=== TO DO ===
Present everything from the beginning of the records down to and including the line containing "show-help-button[interactable]: Show Help" as a numbered list, omitting any blank lines.

=== RECORDS SUPPLIED ===
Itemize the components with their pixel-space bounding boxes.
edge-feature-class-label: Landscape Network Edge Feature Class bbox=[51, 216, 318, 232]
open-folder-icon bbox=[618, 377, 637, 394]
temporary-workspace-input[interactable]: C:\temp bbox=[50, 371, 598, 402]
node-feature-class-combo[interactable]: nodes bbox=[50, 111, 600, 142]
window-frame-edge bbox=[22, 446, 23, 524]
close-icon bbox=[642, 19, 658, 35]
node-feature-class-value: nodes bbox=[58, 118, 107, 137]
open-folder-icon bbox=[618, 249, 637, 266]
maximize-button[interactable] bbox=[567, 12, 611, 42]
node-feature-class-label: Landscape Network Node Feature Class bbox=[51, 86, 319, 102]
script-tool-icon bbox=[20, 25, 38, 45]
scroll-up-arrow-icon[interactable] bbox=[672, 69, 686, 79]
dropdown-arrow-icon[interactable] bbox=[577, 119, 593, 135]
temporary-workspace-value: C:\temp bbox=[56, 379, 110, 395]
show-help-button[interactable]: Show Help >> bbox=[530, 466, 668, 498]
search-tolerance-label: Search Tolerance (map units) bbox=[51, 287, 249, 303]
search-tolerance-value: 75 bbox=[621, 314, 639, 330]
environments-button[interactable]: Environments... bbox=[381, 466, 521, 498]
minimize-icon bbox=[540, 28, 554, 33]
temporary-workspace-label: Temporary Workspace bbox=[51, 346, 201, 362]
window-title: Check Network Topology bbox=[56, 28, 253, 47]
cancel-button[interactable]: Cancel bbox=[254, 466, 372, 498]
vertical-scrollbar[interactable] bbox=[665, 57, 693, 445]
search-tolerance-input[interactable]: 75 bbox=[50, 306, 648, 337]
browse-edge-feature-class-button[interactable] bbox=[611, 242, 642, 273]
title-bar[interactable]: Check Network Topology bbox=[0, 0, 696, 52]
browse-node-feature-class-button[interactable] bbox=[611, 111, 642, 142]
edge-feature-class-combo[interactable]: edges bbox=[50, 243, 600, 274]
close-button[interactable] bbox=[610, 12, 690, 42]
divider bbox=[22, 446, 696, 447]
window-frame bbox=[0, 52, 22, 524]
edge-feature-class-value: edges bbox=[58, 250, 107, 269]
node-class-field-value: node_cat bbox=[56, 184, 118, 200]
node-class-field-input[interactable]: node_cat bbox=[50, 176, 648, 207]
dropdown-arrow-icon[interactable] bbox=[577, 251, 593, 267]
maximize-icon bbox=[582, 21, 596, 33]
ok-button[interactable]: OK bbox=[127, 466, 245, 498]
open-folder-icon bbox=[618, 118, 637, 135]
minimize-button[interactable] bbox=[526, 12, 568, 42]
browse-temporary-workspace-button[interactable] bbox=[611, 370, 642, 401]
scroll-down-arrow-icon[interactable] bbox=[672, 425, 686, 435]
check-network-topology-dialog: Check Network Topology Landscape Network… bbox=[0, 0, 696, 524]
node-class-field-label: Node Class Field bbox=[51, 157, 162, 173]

=== OUTPUT OF THE TASK ===
1. Itemize the components with their pixel-space bounding boxes.
2. edge-feature-class-label: Landscape Network Edge Feature Class bbox=[51, 216, 318, 232]
3. open-folder-icon bbox=[618, 377, 637, 394]
4. temporary-workspace-input[interactable]: C:\temp bbox=[50, 371, 598, 402]
5. node-feature-class-combo[interactable]: nodes bbox=[50, 111, 600, 142]
6. window-frame-edge bbox=[22, 446, 23, 524]
7. close-icon bbox=[642, 19, 658, 35]
8. node-feature-class-value: nodes bbox=[58, 118, 107, 137]
9. open-folder-icon bbox=[618, 249, 637, 266]
10. maximize-button[interactable] bbox=[567, 12, 611, 42]
11. node-feature-class-label: Landscape Network Node Feature Class bbox=[51, 86, 319, 102]
12. script-tool-icon bbox=[20, 25, 38, 45]
13. scroll-up-arrow-icon[interactable] bbox=[672, 69, 686, 79]
14. dropdown-arrow-icon[interactable] bbox=[577, 119, 593, 135]
15. temporary-workspace-value: C:\temp bbox=[56, 379, 110, 395]
16. show-help-button[interactable]: Show Help >> bbox=[530, 466, 668, 498]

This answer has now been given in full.